Exercise aim ▸ Write the records below out in full, character for character, with no pictures.

Data shown ▸
--
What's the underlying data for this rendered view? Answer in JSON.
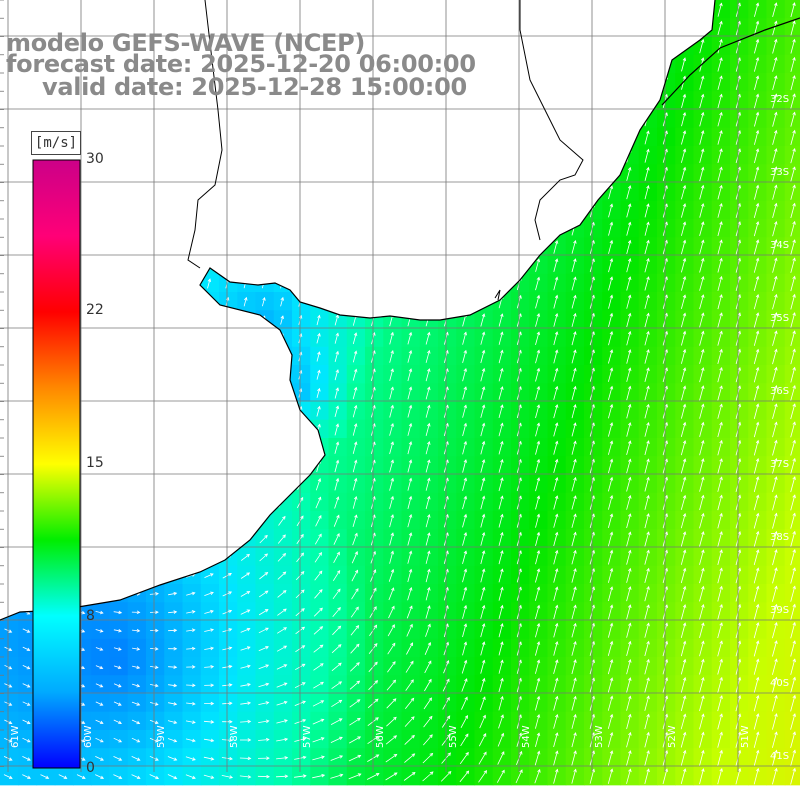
{
  "title": {
    "line1": "modelo GEFS-WAVE (NCEP)",
    "line2": "forecast date: 2025-12-20 06:00:00",
    "line3": "valid date: 2025-12-28 15:00:00"
  },
  "colorbar": {
    "unit": "[m/s]",
    "ticks": [
      "30",
      "22",
      "15",
      "8",
      "0"
    ],
    "colors": [
      "#0000ff",
      "#00aaff",
      "#00ffff",
      "#00ee00",
      "#ffff00",
      "#ff8800",
      "#ff0000",
      "#ff0077",
      "#cc0088"
    ]
  },
  "axes": {
    "lat_labels": [
      "32S",
      "33S",
      "34S",
      "35S",
      "36S",
      "37S",
      "38S",
      "39S",
      "40S",
      "41S"
    ],
    "lon_labels": [
      "61W",
      "60W",
      "59W",
      "58W",
      "57W",
      "56W",
      "55W",
      "54W",
      "53W",
      "52W",
      "51W"
    ]
  },
  "colors": {
    "land": "#ffffff",
    "coast": "#000000",
    "grid": "#777777",
    "arrows": "#ffffff",
    "title": "#8a8a8a"
  }
}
--
Final result ▸
What's the underlying data for this rendered view? Answer in JSON.
{
  "title": {
    "line1": "modelo GEFS-WAVE (NCEP)",
    "line2": "forecast date: 2025-12-20 06:00:00",
    "line3": "valid date: 2025-12-28 15:00:00"
  },
  "colorbar": {
    "unit": "[m/s]",
    "ticks": [
      "30",
      "22",
      "15",
      "8",
      "0"
    ],
    "colors": [
      "#0000ff",
      "#00aaff",
      "#00ffff",
      "#00ee00",
      "#ffff00",
      "#ff8800",
      "#ff0000",
      "#ff0077",
      "#cc0088"
    ]
  },
  "axes": {
    "lat_labels": [
      "32S",
      "33S",
      "34S",
      "35S",
      "36S",
      "37S",
      "38S",
      "39S",
      "40S",
      "41S"
    ],
    "lon_labels": [
      "61W",
      "60W",
      "59W",
      "58W",
      "57W",
      "56W",
      "55W",
      "54W",
      "53W",
      "52W",
      "51W"
    ]
  },
  "colors": {
    "land": "#ffffff",
    "coast": "#000000",
    "grid": "#777777",
    "arrows": "#ffffff",
    "title": "#8a8a8a"
  }
}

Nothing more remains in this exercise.